SET PROBLEM
From the listing below, copy every line with the word "watermark".
** START STORED RECORDS **
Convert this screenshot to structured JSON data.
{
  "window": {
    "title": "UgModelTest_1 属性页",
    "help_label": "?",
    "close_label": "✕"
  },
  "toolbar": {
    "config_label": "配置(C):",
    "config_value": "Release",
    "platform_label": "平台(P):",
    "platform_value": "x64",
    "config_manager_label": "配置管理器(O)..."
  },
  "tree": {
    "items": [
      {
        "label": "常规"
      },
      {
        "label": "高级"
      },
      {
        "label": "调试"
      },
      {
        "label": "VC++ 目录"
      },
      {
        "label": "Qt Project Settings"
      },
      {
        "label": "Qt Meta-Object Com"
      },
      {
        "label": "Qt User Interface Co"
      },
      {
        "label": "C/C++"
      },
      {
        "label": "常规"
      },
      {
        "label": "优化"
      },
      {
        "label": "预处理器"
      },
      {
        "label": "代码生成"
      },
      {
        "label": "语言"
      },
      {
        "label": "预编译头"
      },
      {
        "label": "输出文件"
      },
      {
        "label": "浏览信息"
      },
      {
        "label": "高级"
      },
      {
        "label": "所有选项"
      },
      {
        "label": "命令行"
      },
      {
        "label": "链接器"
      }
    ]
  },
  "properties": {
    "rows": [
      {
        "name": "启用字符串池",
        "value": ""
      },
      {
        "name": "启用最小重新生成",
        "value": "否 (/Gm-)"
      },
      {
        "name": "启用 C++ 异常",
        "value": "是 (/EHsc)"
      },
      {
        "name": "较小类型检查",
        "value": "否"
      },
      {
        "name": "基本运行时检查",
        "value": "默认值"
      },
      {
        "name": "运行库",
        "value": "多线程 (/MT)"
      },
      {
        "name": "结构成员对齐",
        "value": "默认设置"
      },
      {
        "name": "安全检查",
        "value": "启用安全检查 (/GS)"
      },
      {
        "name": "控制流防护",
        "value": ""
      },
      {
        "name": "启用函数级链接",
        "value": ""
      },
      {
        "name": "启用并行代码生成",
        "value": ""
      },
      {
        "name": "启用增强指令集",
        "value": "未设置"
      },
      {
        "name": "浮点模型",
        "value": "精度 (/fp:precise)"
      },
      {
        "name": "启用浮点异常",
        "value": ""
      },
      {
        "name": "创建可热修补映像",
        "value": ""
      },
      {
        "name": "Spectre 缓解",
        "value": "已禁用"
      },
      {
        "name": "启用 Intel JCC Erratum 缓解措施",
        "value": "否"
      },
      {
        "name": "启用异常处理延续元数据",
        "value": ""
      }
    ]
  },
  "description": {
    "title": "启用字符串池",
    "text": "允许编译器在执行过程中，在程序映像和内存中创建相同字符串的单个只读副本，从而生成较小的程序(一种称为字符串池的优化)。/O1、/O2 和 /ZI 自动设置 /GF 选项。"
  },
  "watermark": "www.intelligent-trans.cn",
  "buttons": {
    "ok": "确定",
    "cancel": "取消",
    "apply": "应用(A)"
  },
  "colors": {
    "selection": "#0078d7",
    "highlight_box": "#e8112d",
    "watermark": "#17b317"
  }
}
** END STORED RECORDS **
TASK RESPONSE
  "watermark": "www.intelligent-trans.cn",
    "watermark": "#17b317"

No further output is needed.